▶ Task instructions
Go through the entries below and print each one exactly, leaving out pictures.
[start of Extracted data]
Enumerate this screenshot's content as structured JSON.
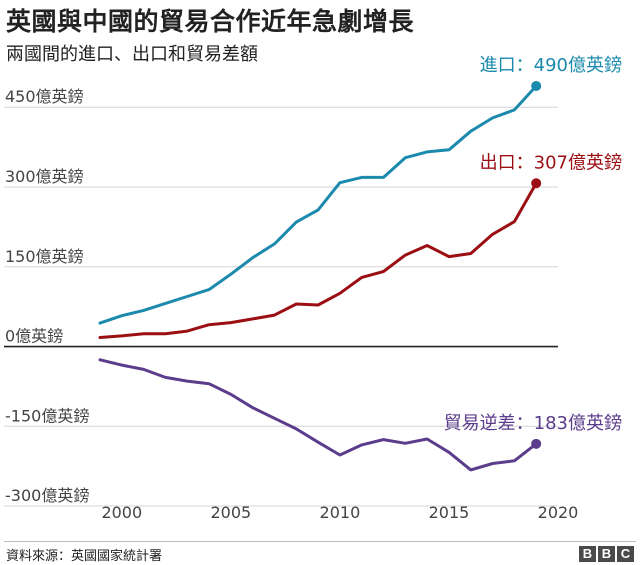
{
  "header": {
    "title": "英國與中國的貿易合作近年急劇增長",
    "subtitle": "兩國間的進口、出口和貿易差額"
  },
  "footer": {
    "source": "資料來源：英國國家統計署",
    "logo": [
      "B",
      "B",
      "C"
    ]
  },
  "chart_data": {
    "type": "line",
    "title": "英國與中國的貿易合作近年急劇增長",
    "subtitle": "兩國間的進口、出口和貿易差額",
    "xlim": [
      1999,
      2020
    ],
    "ylim": [
      -330,
      520
    ],
    "x_ticks": [
      2000,
      2005,
      2010,
      2015,
      2020
    ],
    "y_ticks": [
      {
        "value": 450,
        "label": "450億英鎊"
      },
      {
        "value": 300,
        "label": "300億英鎊"
      },
      {
        "value": 150,
        "label": "150億英鎊"
      },
      {
        "value": 0,
        "label": "0億英鎊"
      },
      {
        "value": -150,
        "label": "-150億英鎊"
      },
      {
        "value": -300,
        "label": "-300億英鎊"
      }
    ],
    "x": [
      1999,
      2000,
      2001,
      2002,
      2003,
      2004,
      2005,
      2006,
      2007,
      2008,
      2009,
      2010,
      2011,
      2012,
      2013,
      2014,
      2015,
      2016,
      2017,
      2018,
      2019
    ],
    "series": [
      {
        "name": "進口",
        "label": "進口：490億英鎊",
        "color": "#1b8aad",
        "values": [
          44,
          58,
          68,
          81,
          94,
          107,
          136,
          167,
          193,
          234,
          257,
          308,
          318,
          318,
          355,
          366,
          370,
          405,
          430,
          445,
          490
        ]
      },
      {
        "name": "出口",
        "label": "出口：307億英鎊",
        "color": "#9b0f14",
        "values": [
          17,
          20,
          24,
          24,
          29,
          41,
          45,
          52,
          59,
          80,
          78,
          100,
          130,
          141,
          172,
          190,
          169,
          175,
          211,
          235,
          307
        ]
      },
      {
        "name": "貿易逆差",
        "label": "貿易逆差：183億英鎊",
        "color": "#5b3d8c",
        "values": [
          -25,
          -35,
          -43,
          -58,
          -65,
          -70,
          -90,
          -115,
          -135,
          -155,
          -180,
          -204,
          -185,
          -175,
          -182,
          -174,
          -199,
          -232,
          -220,
          -215,
          -183
        ]
      }
    ]
  }
}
[end of Extracted data]
▶ Response
Enumerate this screenshot's content as structured JSON.
{
  "header": {
    "title": "英國與中國的貿易合作近年急劇增長",
    "subtitle": "兩國間的進口、出口和貿易差額"
  },
  "footer": {
    "source": "資料來源：英國國家統計署",
    "logo": [
      "B",
      "B",
      "C"
    ]
  },
  "chart_data": {
    "type": "line",
    "title": "英國與中國的貿易合作近年急劇增長",
    "subtitle": "兩國間的進口、出口和貿易差額",
    "xlim": [
      1999,
      2020
    ],
    "ylim": [
      -330,
      520
    ],
    "x_ticks": [
      2000,
      2005,
      2010,
      2015,
      2020
    ],
    "y_ticks": [
      {
        "value": 450,
        "label": "450億英鎊"
      },
      {
        "value": 300,
        "label": "300億英鎊"
      },
      {
        "value": 150,
        "label": "150億英鎊"
      },
      {
        "value": 0,
        "label": "0億英鎊"
      },
      {
        "value": -150,
        "label": "-150億英鎊"
      },
      {
        "value": -300,
        "label": "-300億英鎊"
      }
    ],
    "x": [
      1999,
      2000,
      2001,
      2002,
      2003,
      2004,
      2005,
      2006,
      2007,
      2008,
      2009,
      2010,
      2011,
      2012,
      2013,
      2014,
      2015,
      2016,
      2017,
      2018,
      2019
    ],
    "series": [
      {
        "name": "進口",
        "label": "進口：490億英鎊",
        "color": "#1b8aad",
        "values": [
          44,
          58,
          68,
          81,
          94,
          107,
          136,
          167,
          193,
          234,
          257,
          308,
          318,
          318,
          355,
          366,
          370,
          405,
          430,
          445,
          490
        ]
      },
      {
        "name": "出口",
        "label": "出口：307億英鎊",
        "color": "#9b0f14",
        "values": [
          17,
          20,
          24,
          24,
          29,
          41,
          45,
          52,
          59,
          80,
          78,
          100,
          130,
          141,
          172,
          190,
          169,
          175,
          211,
          235,
          307
        ]
      },
      {
        "name": "貿易逆差",
        "label": "貿易逆差：183億英鎊",
        "color": "#5b3d8c",
        "values": [
          -25,
          -35,
          -43,
          -58,
          -65,
          -70,
          -90,
          -115,
          -135,
          -155,
          -180,
          -204,
          -185,
          -175,
          -182,
          -174,
          -199,
          -232,
          -220,
          -215,
          -183
        ]
      }
    ]
  }
}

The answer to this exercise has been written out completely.